↓↓↓
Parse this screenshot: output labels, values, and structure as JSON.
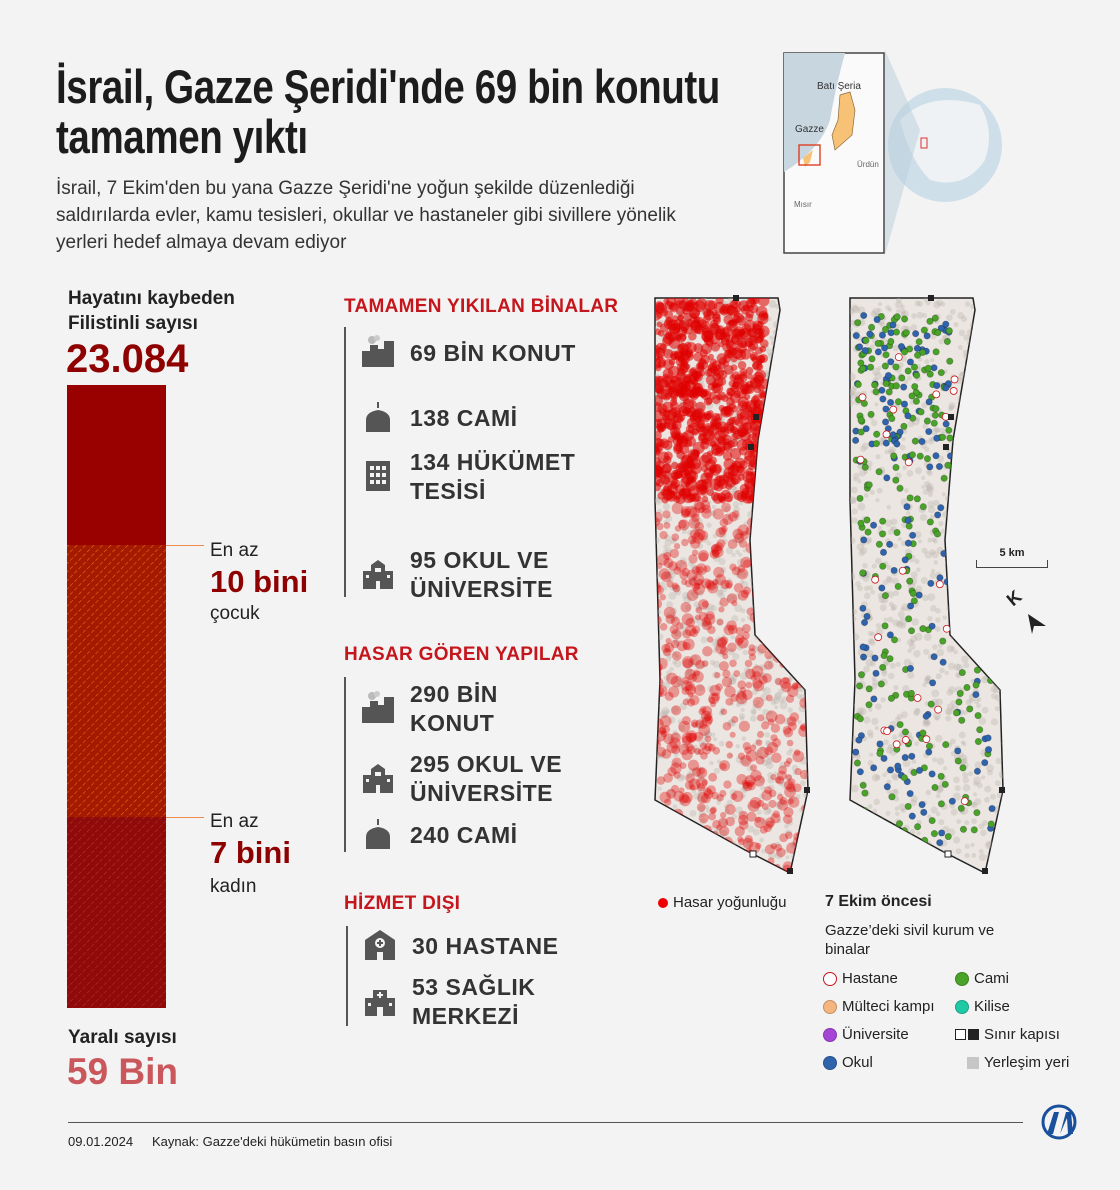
{
  "title": "İsrail, Gazze Şeridi'nde 69 bin konutu tamamen yıktı",
  "subtitle": "İsrail, 7 Ekim'den bu yana Gazze Şeridi'ne yoğun şekilde düzenlediği saldırılarda evler, kamu tesisleri, okullar ve hastaneler gibi sivillere yönelik yerleri hedef almaya devam ediyor",
  "locator": {
    "labels": [
      "Batı Şeria",
      "Gazze",
      "Ürdün",
      "Mısır"
    ]
  },
  "casualties": {
    "killed_label": "Hayatını kaybeden Filistinli sayısı",
    "killed_value": "23.084",
    "children_prefix": "En az",
    "children_value": "10 bini",
    "children_suffix": "çocuk",
    "women_prefix": "En az",
    "women_value": "7 bini",
    "women_suffix": "kadın",
    "injured_label": "Yaralı sayısı",
    "injured_value": "59 Bin",
    "bar_colors": {
      "killed": "#990000",
      "children": "#a31a00",
      "women": "#8f0a0a"
    }
  },
  "destroyed": {
    "heading": "TAMAMEN YIKILAN BİNALAR",
    "items": [
      {
        "icon": "houses-icon",
        "text": "69 BİN KONUT"
      },
      {
        "icon": "mosque-icon",
        "text": "138 CAMİ"
      },
      {
        "icon": "government-building-icon",
        "text": "134 HÜKÜMET TESİSİ"
      },
      {
        "icon": "school-icon",
        "text": "95 OKUL VE ÜNİVERSİTE"
      }
    ]
  },
  "damaged": {
    "heading": "HASAR GÖREN YAPILAR",
    "items": [
      {
        "icon": "houses-icon",
        "text": "290 BİN KONUT"
      },
      {
        "icon": "school-icon",
        "text": "295 OKUL VE ÜNİVERSİTE"
      },
      {
        "icon": "mosque-icon",
        "text": "240 CAMİ"
      }
    ]
  },
  "out_of_service": {
    "heading": "HİZMET DIŞI",
    "items": [
      {
        "icon": "hospital-icon",
        "text": "30 HASTANE"
      },
      {
        "icon": "health-center-icon",
        "text": "53 SAĞLIK MERKEZİ"
      }
    ]
  },
  "maps": {
    "damage_legend": "Hasar yoğunluğu",
    "scale": "5 km",
    "north": "K",
    "legend_title": "7 Ekim öncesi",
    "legend_subtitle": "Gazze’deki sivil kurum ve binalar",
    "legend": [
      {
        "label": "Hastane",
        "color": "#ffffff",
        "border": "#c4161c"
      },
      {
        "label": "Cami",
        "color": "#4aa329"
      },
      {
        "label": "Mülteci kampı",
        "color": "#f5b57f"
      },
      {
        "label": "Kilise",
        "color": "#20c9a6"
      },
      {
        "label": "Üniversite",
        "color": "#a545d6"
      },
      {
        "label": "Sınır kapısı",
        "color": "#222222"
      },
      {
        "label": "Okul",
        "color": "#2f64ad"
      },
      {
        "label": "Yerleşim yeri",
        "color": "#c6c6c6"
      }
    ]
  },
  "footer": {
    "date": "09.01.2024",
    "source": "Kaynak: Gazze'deki hükümetin basın ofisi",
    "logo": "AA"
  }
}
↑↑↑
§ **AIM**
Repeat each entry exactly as it appears; skip any picture.

§ **COMPLETE ANSWER**
Parse this screenshot: output labels, values, and structure as JSON.
{
  "title": "İsrail, Gazze Şeridi'nde 69 bin konutu tamamen yıktı",
  "subtitle": "İsrail, 7 Ekim'den bu yana Gazze Şeridi'ne yoğun şekilde düzenlediği saldırılarda evler, kamu tesisleri, okullar ve hastaneler gibi sivillere yönelik yerleri hedef almaya devam ediyor",
  "locator": {
    "labels": [
      "Batı Şeria",
      "Gazze",
      "Ürdün",
      "Mısır"
    ]
  },
  "casualties": {
    "killed_label": "Hayatını kaybeden Filistinli sayısı",
    "killed_value": "23.084",
    "children_prefix": "En az",
    "children_value": "10 bini",
    "children_suffix": "çocuk",
    "women_prefix": "En az",
    "women_value": "7 bini",
    "women_suffix": "kadın",
    "injured_label": "Yaralı sayısı",
    "injured_value": "59 Bin",
    "bar_colors": {
      "killed": "#990000",
      "children": "#a31a00",
      "women": "#8f0a0a"
    }
  },
  "destroyed": {
    "heading": "TAMAMEN YIKILAN BİNALAR",
    "items": [
      {
        "icon": "houses-icon",
        "text": "69 BİN KONUT"
      },
      {
        "icon": "mosque-icon",
        "text": "138 CAMİ"
      },
      {
        "icon": "government-building-icon",
        "text": "134 HÜKÜMET TESİSİ"
      },
      {
        "icon": "school-icon",
        "text": "95 OKUL VE ÜNİVERSİTE"
      }
    ]
  },
  "damaged": {
    "heading": "HASAR GÖREN YAPILAR",
    "items": [
      {
        "icon": "houses-icon",
        "text": "290 BİN KONUT"
      },
      {
        "icon": "school-icon",
        "text": "295 OKUL VE ÜNİVERSİTE"
      },
      {
        "icon": "mosque-icon",
        "text": "240 CAMİ"
      }
    ]
  },
  "out_of_service": {
    "heading": "HİZMET DIŞI",
    "items": [
      {
        "icon": "hospital-icon",
        "text": "30 HASTANE"
      },
      {
        "icon": "health-center-icon",
        "text": "53 SAĞLIK MERKEZİ"
      }
    ]
  },
  "maps": {
    "damage_legend": "Hasar yoğunluğu",
    "scale": "5 km",
    "north": "K",
    "legend_title": "7 Ekim öncesi",
    "legend_subtitle": "Gazze’deki sivil kurum ve binalar",
    "legend": [
      {
        "label": "Hastane",
        "color": "#ffffff",
        "border": "#c4161c"
      },
      {
        "label": "Cami",
        "color": "#4aa329"
      },
      {
        "label": "Mülteci kampı",
        "color": "#f5b57f"
      },
      {
        "label": "Kilise",
        "color": "#20c9a6"
      },
      {
        "label": "Üniversite",
        "color": "#a545d6"
      },
      {
        "label": "Sınır kapısı",
        "color": "#222222"
      },
      {
        "label": "Okul",
        "color": "#2f64ad"
      },
      {
        "label": "Yerleşim yeri",
        "color": "#c6c6c6"
      }
    ]
  },
  "footer": {
    "date": "09.01.2024",
    "source": "Kaynak: Gazze'deki hükümetin basın ofisi",
    "logo": "AA"
  }
}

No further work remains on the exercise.